Given exercise
Show all lines from the listing below that contain "barriers".

[Records that describe figures]
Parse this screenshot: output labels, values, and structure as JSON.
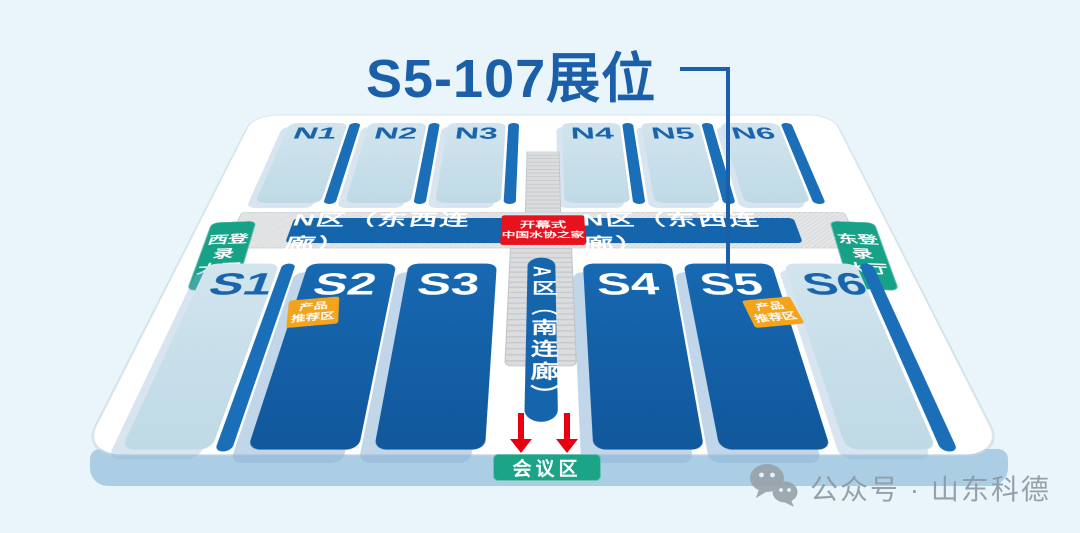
{
  "title": {
    "text": "S5-107展位"
  },
  "halls": {
    "north": [
      {
        "label": "N1"
      },
      {
        "label": "N2"
      },
      {
        "label": "N3"
      },
      {
        "label": "N4"
      },
      {
        "label": "N5"
      },
      {
        "label": "N6"
      }
    ],
    "south": [
      {
        "label": "S1"
      },
      {
        "label": "S2"
      },
      {
        "label": "S3"
      },
      {
        "label": "S4"
      },
      {
        "label": "S5"
      },
      {
        "label": "S6"
      }
    ]
  },
  "corridor": {
    "north_left_label": "N区（东西连廊）",
    "north_right_label": "N区（东西连廊）",
    "south_label": "A区（南连廊）"
  },
  "opening_badge": {
    "line1": "开幕式",
    "line2": "中国水协之家"
  },
  "entrances": {
    "west": {
      "lines": [
        "西登",
        "录",
        "大厅"
      ]
    },
    "east": {
      "lines": [
        "东登",
        "录",
        "大厅"
      ]
    }
  },
  "product_badge": {
    "line1": "产品",
    "line2": "推荐区"
  },
  "conference": {
    "label": "会议区"
  },
  "watermark": {
    "text": "公众号 · 山东科德"
  },
  "colors": {
    "background": "#e9f4fb",
    "title_blue": "#1b5fa8",
    "hall_light": "#c6dee9",
    "hall_dark": "#1565ab",
    "edge_stripe": "#1b6fb8",
    "corridor_gray": "#dcdee0",
    "badge_red": "#e8111e",
    "badge_orange": "#f3a41c",
    "badge_green": "#17a287",
    "conference_green": "#1ba487",
    "platform_blue": "#abcee4",
    "arrow_red": "#e60012",
    "watermark_gray": "#8e9aa3"
  }
}
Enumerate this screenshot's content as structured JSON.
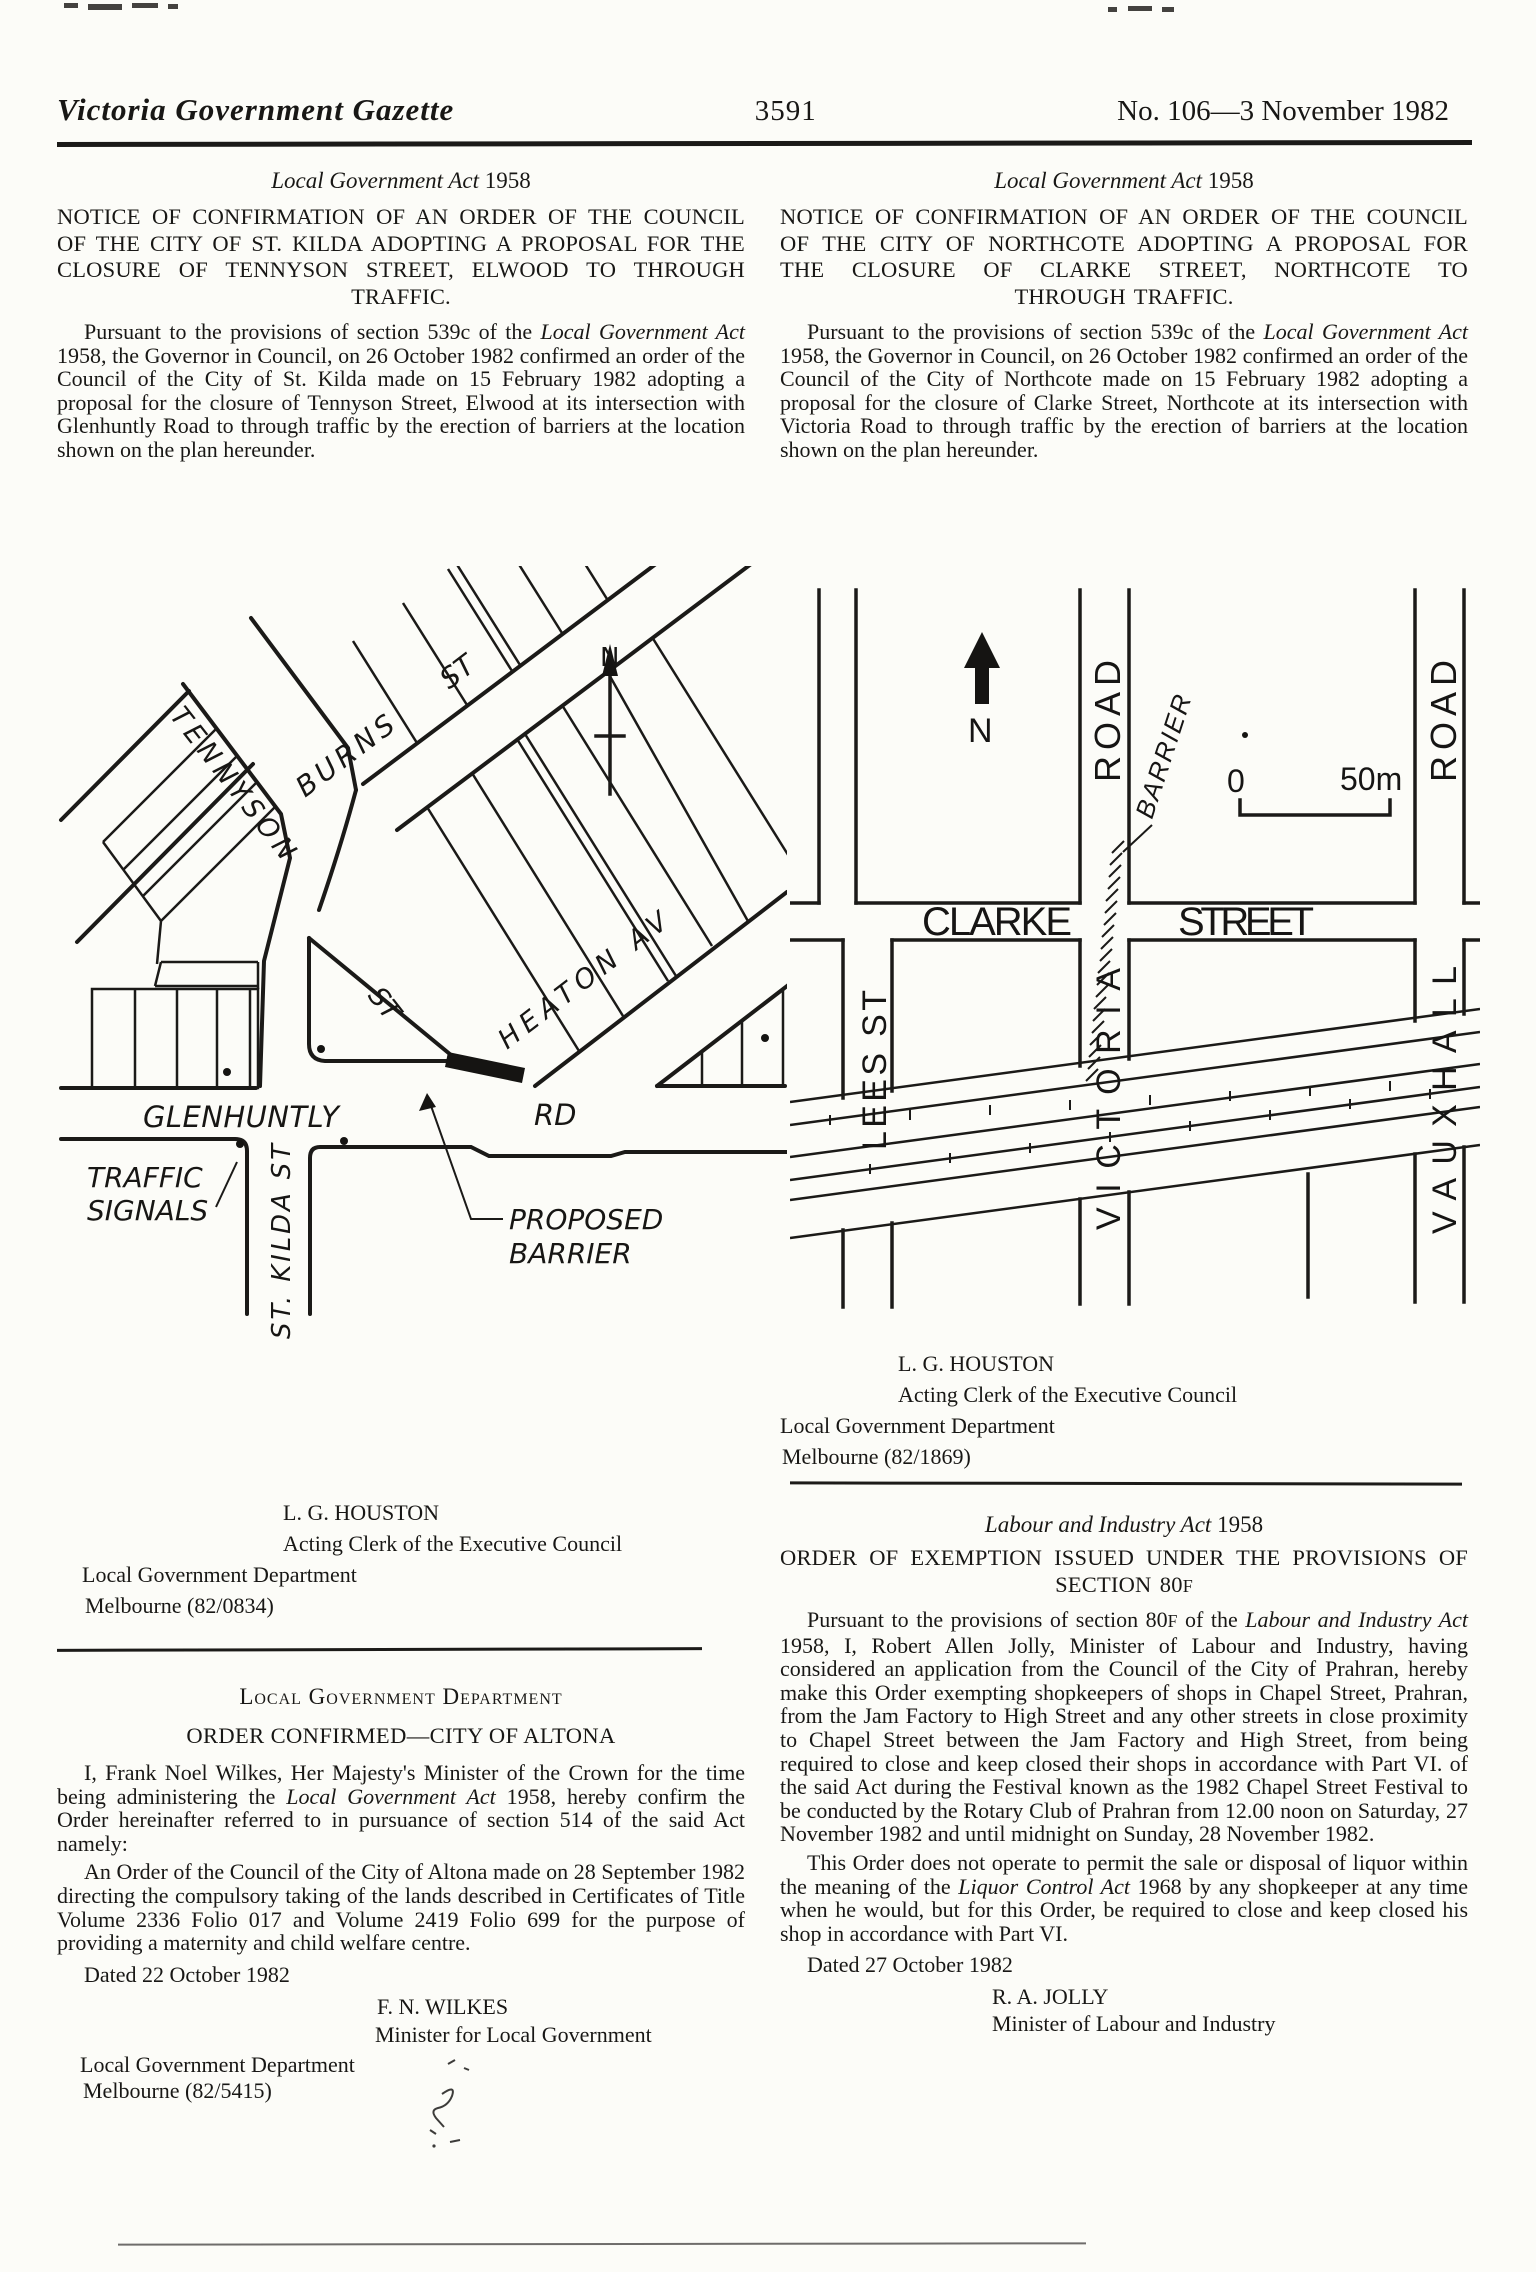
{
  "header": {
    "title": "Victoria Government Gazette",
    "page_number": "3591",
    "issue": "No. 106—3 November 1982"
  },
  "stkilda": {
    "act_name": "Local Government Act",
    "act_year": " 1958",
    "heading": "NOTICE OF CONFIRMATION OF AN ORDER OF THE COUNCIL OF THE CITY OF ST. KILDA ADOPTING A PROPOSAL FOR THE CLOSURE OF TENNYSON STREET, ELWOOD TO THROUGH TRAFFIC.",
    "para_a": "Pursuant to the provisions of section 539c of the ",
    "para_act": "Local Government Act",
    "para_b": " 1958, the Governor in Council, on 26 October 1982 confirmed an order of the Council of the City of St. Kilda made on 15 February 1982 adopting a proposal for the closure of Tennyson Street, Elwood at its intersection with Glenhuntly Road to through traffic by the erection of barriers at the location shown on the plan hereunder.",
    "signature": {
      "name": "L. G. HOUSTON",
      "title": "Acting Clerk of the Executive Council",
      "dept": "Local Government Department",
      "ref": "Melbourne (82/0834)"
    },
    "map": {
      "north": "N",
      "tennyson": "TENNYSON",
      "tennyson_st": "ST",
      "burns": "BURNS",
      "burns_st": "ST",
      "heaton": "HEATON AV",
      "glenhuntly": "GLENHUNTLY",
      "rd": "RD",
      "traffic_line1": "TRAFFIC",
      "traffic_line2": "SIGNALS",
      "st_kilda": "ST. KILDA ST",
      "proposed_line1": "PROPOSED",
      "proposed_line2": "BARRIER"
    }
  },
  "northcote": {
    "act_name": "Local Government Act",
    "act_year": " 1958",
    "heading": "NOTICE OF CONFIRMATION OF AN ORDER OF THE COUNCIL OF THE CITY OF NORTHCOTE ADOPTING A PROPOSAL FOR THE CLOSURE OF CLARKE STREET, NORTHCOTE TO THROUGH TRAFFIC.",
    "para_a": "Pursuant to the provisions of section 539c of the ",
    "para_act": "Local Government Act",
    "para_b": " 1958, the Governor in Council, on 26 October 1982 confirmed an order of the Council of the City of Northcote made on 15 February 1982 adopting a proposal for the closure of Clarke Street, Northcote at its intersection with Victoria Road to through traffic by the erection of barriers at the location shown on the plan hereunder.",
    "signature": {
      "name": "L. G. HOUSTON",
      "title": "Acting Clerk of the Executive Council",
      "dept": "Local Government Department",
      "ref": "Melbourne (82/1869)"
    },
    "map": {
      "north": "N",
      "scale_zero": "0",
      "scale_fifty": "50m",
      "road_victoria": "ROAD",
      "road_vauxhall": "ROAD",
      "barrier": "BARRIER",
      "clarke": "CLARKE",
      "street": "STREET",
      "lees": "LEES ST",
      "victoria": "VICTORIA",
      "vauxhall": "VAUXHALL"
    }
  },
  "altona": {
    "dept_heading": "Local Government Department",
    "order_heading": "ORDER CONFIRMED—CITY OF ALTONA",
    "para1_a": "I, Frank Noel Wilkes, Her Majesty's Minister of the Crown for the time being administering the ",
    "para1_act": "Local Government Act",
    "para1_b": " 1958, hereby confirm the Order hereinafter referred to in pursuance of section 514 of the said Act namely:",
    "para2": "An Order of the Council of the City of Altona made on 28 September 1982 directing the compulsory taking of the lands described in Certificates of Title Volume 2336 Folio 017 and Volume 2419 Folio 699 for the purpose of providing a maternity and child welfare centre.",
    "dated": "Dated 22 October 1982",
    "sig_name": "F. N. WILKES",
    "sig_title": "Minister for Local Government",
    "dept": "Local Government Department",
    "ref": "Melbourne (82/5415)"
  },
  "labour": {
    "act_name": "Labour and Industry Act",
    "act_year": " 1958",
    "heading_a": "ORDER OF EXEMPTION ISSUED UNDER THE PROVISIONS OF SECTION 80",
    "heading_sc": "F",
    "para1_a": "Pursuant to the provisions of section 80",
    "para1_sc": "F",
    "para1_b": " of the ",
    "para1_act": "Labour and Industry Act",
    "para1_c": " 1958, I, Robert Allen Jolly, Minister of Labour and Industry, having considered an application from the Council of the City of Prahran, hereby make this Order exempting shopkeepers of shops in Chapel Street, Prahran, from the Jam Factory to High Street and any other streets in close proximity to Chapel Street between the Jam Factory and High Street, from being required to close and keep closed their shops in accordance with Part VI. of the said Act during the Festival known as the 1982 Chapel Street Festival to be conducted by the Rotary Club of Prahran from 12.00 noon on Saturday, 27 November 1982 and until midnight on Sunday, 28 November 1982.",
    "para2_a": "This Order does not operate to permit the sale or disposal of liquor within the meaning of the ",
    "para2_act": "Liquor Control Act",
    "para2_b": " 1968 by any shopkeeper at any time when he would, but for this Order, be required to close and keep closed his shop in accordance with Part VI.",
    "dated": "Dated 27 October 1982",
    "sig_name": "R. A. JOLLY",
    "sig_title": "Minister of Labour and Industry"
  }
}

Result for this task
    "para_b": " 1958, the Governor in Council, on 26 October 1982 confirmed an order of the Council of the City of St. Kilda made on 15 February 1982 adopting a proposal for the closure of Tennyson Street, Elwood at its intersection with Glenhuntly Road to through traffic by the erection of barriers at the location shown on the plan hereunder.",
    "para_b": " 1958, the Governor in Council, on 26 October 1982 confirmed an order of the Council of the City of Northcote made on 15 February 1982 adopting a proposal for the closure of Clarke Street, Northcote at its intersection with Victoria Road to through traffic by the erection of barriers at the location shown on the plan hereunder.",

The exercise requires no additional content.